## PROBLEM TO WORK ON
Without the pictures, print each of the records below exactly as it appears.

## DATASET EXCERPTS
* Begin *
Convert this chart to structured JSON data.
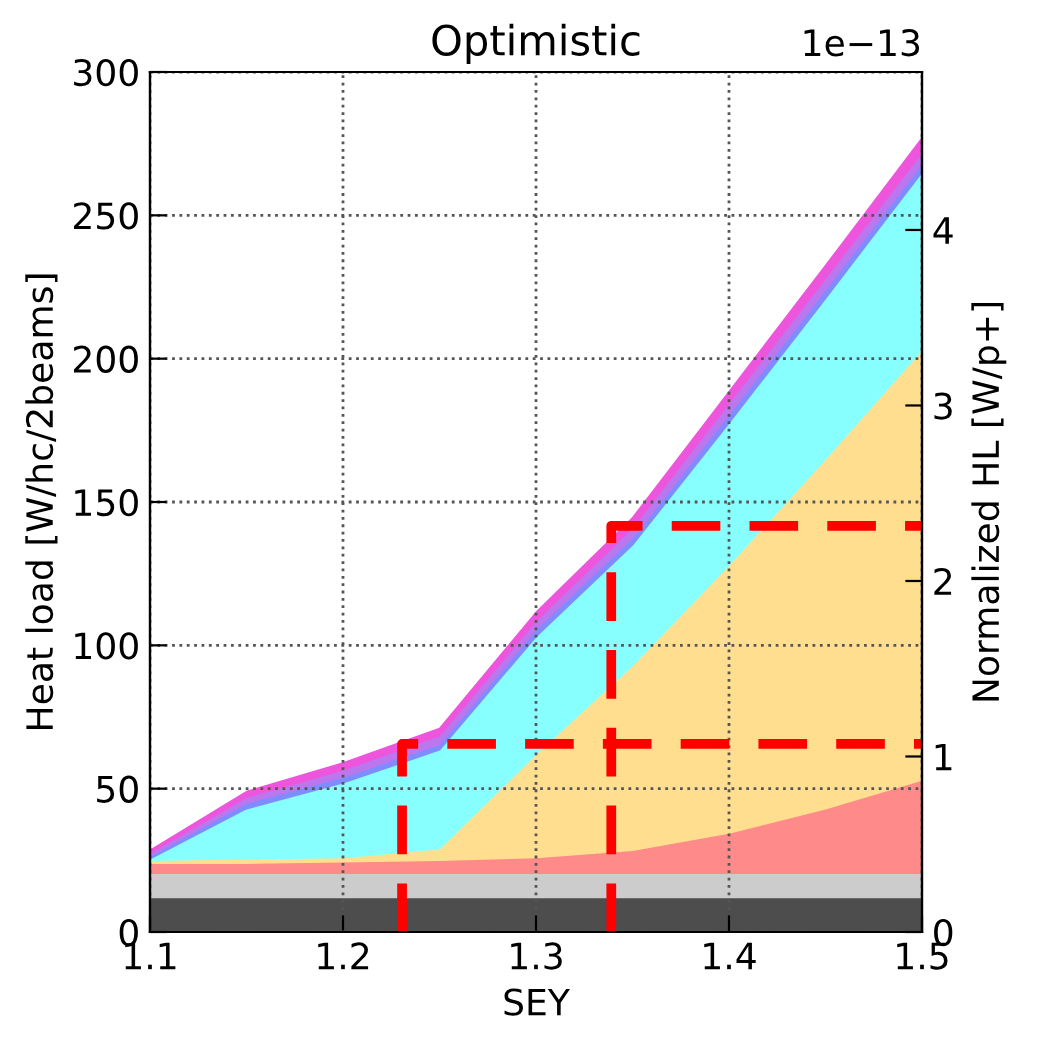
{
  "chart_data": {
    "type": "area",
    "stacked": true,
    "title": "Optimistic",
    "xlabel": "SEY",
    "ylabel": "Heat load [W/hc/2beams]",
    "y2label": "Normalized HL [W/p+]",
    "x": [
      1.1,
      1.15,
      1.2,
      1.25,
      1.3,
      1.35,
      1.4,
      1.45,
      1.5
    ],
    "series": [
      {
        "color": "#4d4d4d",
        "values": [
          12,
          12,
          12,
          12,
          12,
          12,
          12,
          12,
          12
        ]
      },
      {
        "color": "#cccccc",
        "values": [
          8.5,
          8.5,
          8.5,
          8.5,
          8.5,
          8.5,
          8.5,
          8.5,
          8.5
        ]
      },
      {
        "color": "#ff8a8a",
        "values": [
          3.5,
          3.5,
          4,
          4.5,
          5.5,
          8,
          14,
          22.5,
          32.5
        ]
      },
      {
        "color": "#ffdf8f",
        "values": [
          1,
          1.5,
          1.5,
          4,
          36,
          64.5,
          93.5,
          122,
          150
        ]
      },
      {
        "color": "#88ffff",
        "values": [
          0.5,
          17.5,
          26,
          34.5,
          41,
          42,
          49.5,
          56,
          62
        ]
      },
      {
        "color": "#7f8cff",
        "values": [
          1,
          2,
          2,
          2,
          2.5,
          2.5,
          3,
          3,
          3
        ]
      },
      {
        "color": "#bb77ee",
        "values": [
          1,
          2,
          2.5,
          3,
          3,
          3.5,
          4,
          4,
          4
        ]
      },
      {
        "color": "#ee55dd",
        "values": [
          1,
          2,
          2.5,
          2.5,
          3,
          3.5,
          4,
          4.5,
          5
        ]
      },
      {
        "type": "line",
        "color": "#ff0000",
        "line_style": "dashed",
        "x": [
          1.2306,
          1.2306,
          1.5
        ],
        "values": [
          0,
          65.6,
          65.6
        ]
      },
      {
        "type": "line",
        "color": "#ff0000",
        "line_style": "dashed",
        "x": [
          1.339,
          1.339,
          1.5
        ],
        "values": [
          0,
          141.7,
          141.7
        ]
      }
    ],
    "xlim": [
      1.1,
      1.5
    ],
    "xticks": [
      1.1,
      1.2,
      1.3,
      1.4,
      1.5
    ],
    "ylim": [
      0,
      300
    ],
    "yticks": [
      0,
      50,
      100,
      150,
      200,
      250,
      300
    ],
    "y2lim": [
      0,
      4.9
    ],
    "y2ticks": [
      0,
      1,
      2,
      3,
      4
    ],
    "annotations": [
      "1e−13"
    ],
    "grid": true,
    "legend": false
  }
}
* End *
## TASK SOLUTION
Convert this chart to structured JSON data.
{
  "chart_data": {
    "type": "area",
    "stacked": true,
    "title": "Optimistic",
    "xlabel": "SEY",
    "ylabel": "Heat load [W/hc/2beams]",
    "y2label": "Normalized HL [W/p+]",
    "x": [
      1.1,
      1.15,
      1.2,
      1.25,
      1.3,
      1.35,
      1.4,
      1.45,
      1.5
    ],
    "series": [
      {
        "color": "#4d4d4d",
        "values": [
          12,
          12,
          12,
          12,
          12,
          12,
          12,
          12,
          12
        ]
      },
      {
        "color": "#cccccc",
        "values": [
          8.5,
          8.5,
          8.5,
          8.5,
          8.5,
          8.5,
          8.5,
          8.5,
          8.5
        ]
      },
      {
        "color": "#ff8a8a",
        "values": [
          3.5,
          3.5,
          4,
          4.5,
          5.5,
          8,
          14,
          22.5,
          32.5
        ]
      },
      {
        "color": "#ffdf8f",
        "values": [
          1,
          1.5,
          1.5,
          4,
          36,
          64.5,
          93.5,
          122,
          150
        ]
      },
      {
        "color": "#88ffff",
        "values": [
          0.5,
          17.5,
          26,
          34.5,
          41,
          42,
          49.5,
          56,
          62
        ]
      },
      {
        "color": "#7f8cff",
        "values": [
          1,
          2,
          2,
          2,
          2.5,
          2.5,
          3,
          3,
          3
        ]
      },
      {
        "color": "#bb77ee",
        "values": [
          1,
          2,
          2.5,
          3,
          3,
          3.5,
          4,
          4,
          4
        ]
      },
      {
        "color": "#ee55dd",
        "values": [
          1,
          2,
          2.5,
          2.5,
          3,
          3.5,
          4,
          4.5,
          5
        ]
      },
      {
        "type": "line",
        "color": "#ff0000",
        "line_style": "dashed",
        "x": [
          1.2306,
          1.2306,
          1.5
        ],
        "values": [
          0,
          65.6,
          65.6
        ]
      },
      {
        "type": "line",
        "color": "#ff0000",
        "line_style": "dashed",
        "x": [
          1.339,
          1.339,
          1.5
        ],
        "values": [
          0,
          141.7,
          141.7
        ]
      }
    ],
    "xlim": [
      1.1,
      1.5
    ],
    "xticks": [
      1.1,
      1.2,
      1.3,
      1.4,
      1.5
    ],
    "ylim": [
      0,
      300
    ],
    "yticks": [
      0,
      50,
      100,
      150,
      200,
      250,
      300
    ],
    "y2lim": [
      0,
      4.9
    ],
    "y2ticks": [
      0,
      1,
      2,
      3,
      4
    ],
    "annotations": [
      "1e−13"
    ],
    "grid": true,
    "legend": false
  }
}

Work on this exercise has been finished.